# Entries provided start

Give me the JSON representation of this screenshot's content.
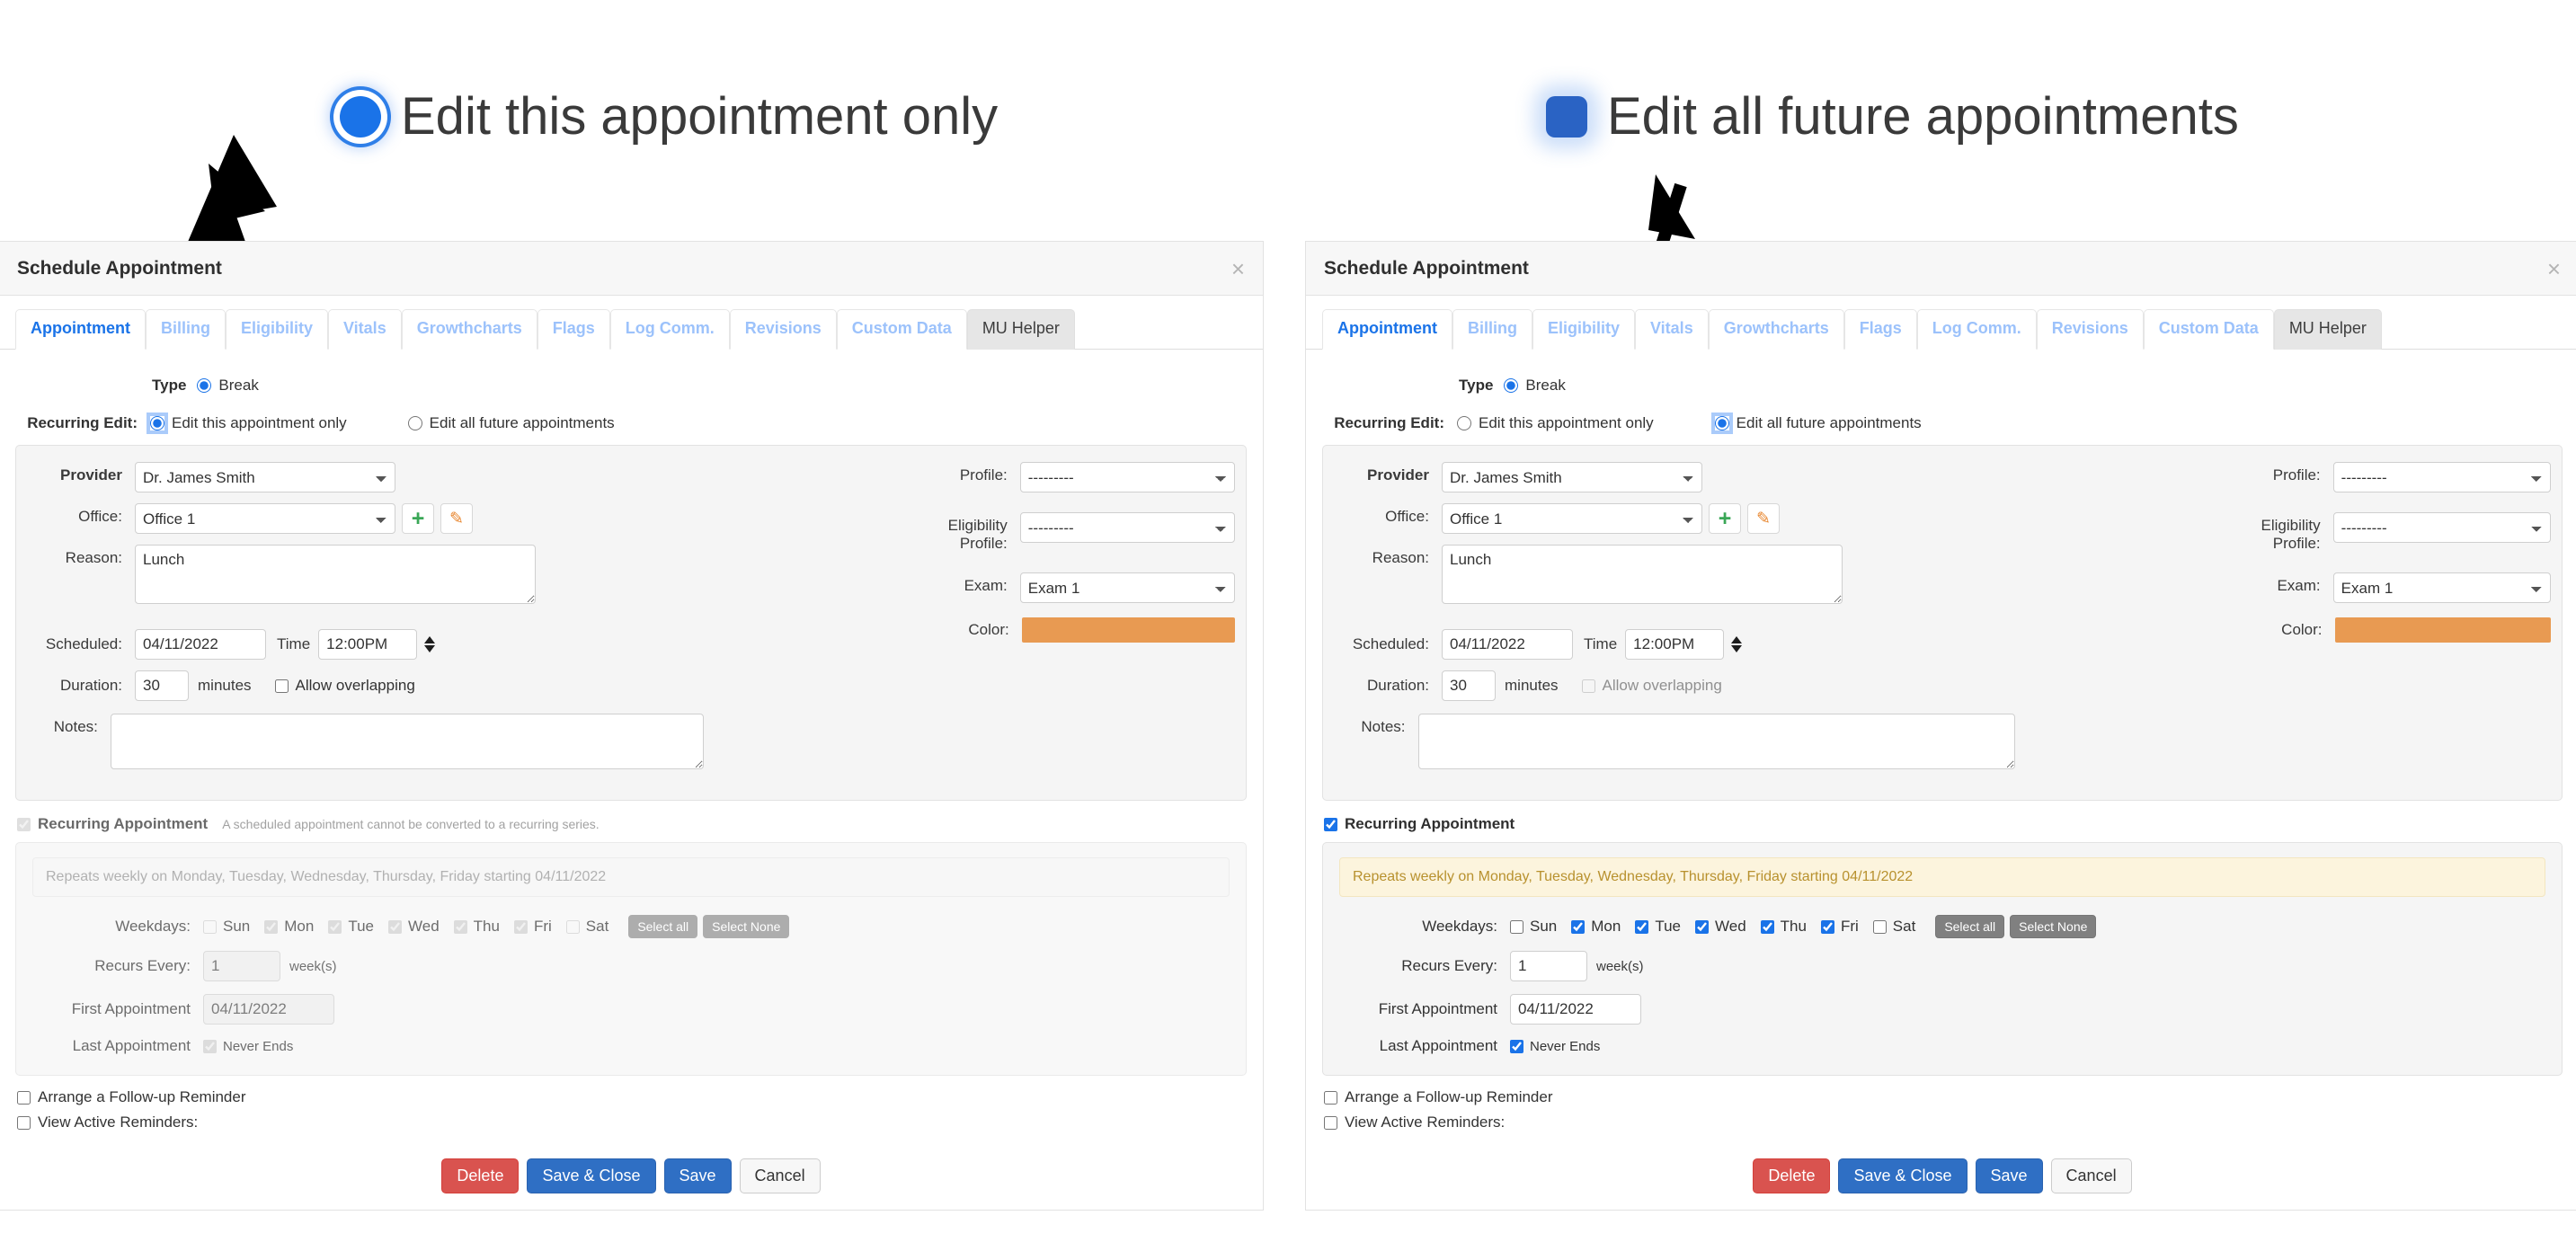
{
  "annotations": {
    "left": {
      "text": "Edit this appointment only",
      "radio_style": "ring",
      "radio_color": "#1a73e8"
    },
    "right": {
      "text": "Edit all future appointments",
      "radio_style": "solid",
      "radio_color": "#2a63c4"
    }
  },
  "dialog": {
    "title": "Schedule Appointment",
    "close_label": "×",
    "tabs": [
      {
        "label": "Appointment",
        "state": "active"
      },
      {
        "label": "Billing",
        "state": "muted"
      },
      {
        "label": "Eligibility",
        "state": "muted"
      },
      {
        "label": "Vitals",
        "state": "muted"
      },
      {
        "label": "Growthcharts",
        "state": "muted"
      },
      {
        "label": "Flags",
        "state": "muted"
      },
      {
        "label": "Log Comm.",
        "state": "muted"
      },
      {
        "label": "Revisions",
        "state": "muted"
      },
      {
        "label": "Custom Data",
        "state": "muted"
      },
      {
        "label": "MU Helper",
        "state": "mu"
      }
    ],
    "type": {
      "label": "Type",
      "option_label": "Break",
      "selected": true
    },
    "recurring_edit": {
      "label": "Recurring Edit:",
      "option_this_only": "Edit this appointment only",
      "option_all_future": "Edit all future appointments"
    },
    "form": {
      "provider_label": "Provider",
      "provider_value": "Dr. James Smith",
      "office_label": "Office:",
      "office_value": "Office 1",
      "add_office_icon": "plus-icon",
      "edit_office_icon": "pencil-icon",
      "reason_label": "Reason:",
      "reason_value": "Lunch",
      "scheduled_label": "Scheduled:",
      "scheduled_date": "04/11/2022",
      "time_label": "Time",
      "time_value": "12:00PM",
      "duration_label": "Duration:",
      "duration_value": "30",
      "minutes_label": "minutes",
      "allow_overlapping_label": "Allow overlapping",
      "allow_overlapping_checked": false,
      "notes_label": "Notes:",
      "notes_value": "",
      "profile_label": "Profile:",
      "profile_value": "---------",
      "eligibility_profile_label": "Eligibility Profile:",
      "eligibility_profile_value": "---------",
      "exam_label": "Exam:",
      "exam_value": "Exam 1",
      "color_label": "Color:",
      "color_value": "#e89a52"
    },
    "recurring": {
      "checkbox_label": "Recurring Appointment",
      "disabled_note": "A scheduled appointment cannot be converted to a recurring series.",
      "banner": "Repeats weekly on Monday, Tuesday, Wednesday, Thursday, Friday starting 04/11/2022",
      "weekdays_label": "Weekdays:",
      "weekdays": [
        {
          "label": "Sun",
          "checked": false
        },
        {
          "label": "Mon",
          "checked": true
        },
        {
          "label": "Tue",
          "checked": true
        },
        {
          "label": "Wed",
          "checked": true
        },
        {
          "label": "Thu",
          "checked": true
        },
        {
          "label": "Fri",
          "checked": true
        },
        {
          "label": "Sat",
          "checked": false
        }
      ],
      "select_all_label": "Select all",
      "select_none_label": "Select None",
      "recurs_every_label": "Recurs Every:",
      "recurs_every_value": "1",
      "weeks_label": "week(s)",
      "first_appointment_label": "First Appointment",
      "first_appointment_value": "04/11/2022",
      "last_appointment_label": "Last Appointment",
      "never_ends_label": "Never Ends",
      "never_ends_checked": true
    },
    "bottom": {
      "arrange_followup_label": "Arrange a Follow-up Reminder",
      "view_active_reminders_label": "View Active Reminders:"
    },
    "buttons": {
      "delete": "Delete",
      "save_close": "Save & Close",
      "save": "Save",
      "cancel": "Cancel"
    }
  }
}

# Entries provided end

Instruction: Quote the material in full and exactly; do not carry over its pictures.

Solution to the exercise:
Give me the JSON representation of this screenshot's content.
{
  "annotations": {
    "left": {
      "text": "Edit this appointment only",
      "radio_style": "ring",
      "radio_color": "#1a73e8"
    },
    "right": {
      "text": "Edit all future appointments",
      "radio_style": "solid",
      "radio_color": "#2a63c4"
    }
  },
  "dialog": {
    "title": "Schedule Appointment",
    "close_label": "×",
    "tabs": [
      {
        "label": "Appointment",
        "state": "active"
      },
      {
        "label": "Billing",
        "state": "muted"
      },
      {
        "label": "Eligibility",
        "state": "muted"
      },
      {
        "label": "Vitals",
        "state": "muted"
      },
      {
        "label": "Growthcharts",
        "state": "muted"
      },
      {
        "label": "Flags",
        "state": "muted"
      },
      {
        "label": "Log Comm.",
        "state": "muted"
      },
      {
        "label": "Revisions",
        "state": "muted"
      },
      {
        "label": "Custom Data",
        "state": "muted"
      },
      {
        "label": "MU Helper",
        "state": "mu"
      }
    ],
    "type": {
      "label": "Type",
      "option_label": "Break",
      "selected": true
    },
    "recurring_edit": {
      "label": "Recurring Edit:",
      "option_this_only": "Edit this appointment only",
      "option_all_future": "Edit all future appointments"
    },
    "form": {
      "provider_label": "Provider",
      "provider_value": "Dr. James Smith",
      "office_label": "Office:",
      "office_value": "Office 1",
      "add_office_icon": "plus-icon",
      "edit_office_icon": "pencil-icon",
      "reason_label": "Reason:",
      "reason_value": "Lunch",
      "scheduled_label": "Scheduled:",
      "scheduled_date": "04/11/2022",
      "time_label": "Time",
      "time_value": "12:00PM",
      "duration_label": "Duration:",
      "duration_value": "30",
      "minutes_label": "minutes",
      "allow_overlapping_label": "Allow overlapping",
      "allow_overlapping_checked": false,
      "notes_label": "Notes:",
      "notes_value": "",
      "profile_label": "Profile:",
      "profile_value": "---------",
      "eligibility_profile_label": "Eligibility Profile:",
      "eligibility_profile_value": "---------",
      "exam_label": "Exam:",
      "exam_value": "Exam 1",
      "color_label": "Color:",
      "color_value": "#e89a52"
    },
    "recurring": {
      "checkbox_label": "Recurring Appointment",
      "disabled_note": "A scheduled appointment cannot be converted to a recurring series.",
      "banner": "Repeats weekly on Monday, Tuesday, Wednesday, Thursday, Friday starting 04/11/2022",
      "weekdays_label": "Weekdays:",
      "weekdays": [
        {
          "label": "Sun",
          "checked": false
        },
        {
          "label": "Mon",
          "checked": true
        },
        {
          "label": "Tue",
          "checked": true
        },
        {
          "label": "Wed",
          "checked": true
        },
        {
          "label": "Thu",
          "checked": true
        },
        {
          "label": "Fri",
          "checked": true
        },
        {
          "label": "Sat",
          "checked": false
        }
      ],
      "select_all_label": "Select all",
      "select_none_label": "Select None",
      "recurs_every_label": "Recurs Every:",
      "recurs_every_value": "1",
      "weeks_label": "week(s)",
      "first_appointment_label": "First Appointment",
      "first_appointment_value": "04/11/2022",
      "last_appointment_label": "Last Appointment",
      "never_ends_label": "Never Ends",
      "never_ends_checked": true
    },
    "bottom": {
      "arrange_followup_label": "Arrange a Follow-up Reminder",
      "view_active_reminders_label": "View Active Reminders:"
    },
    "buttons": {
      "delete": "Delete",
      "save_close": "Save & Close",
      "save": "Save",
      "cancel": "Cancel"
    }
  }
}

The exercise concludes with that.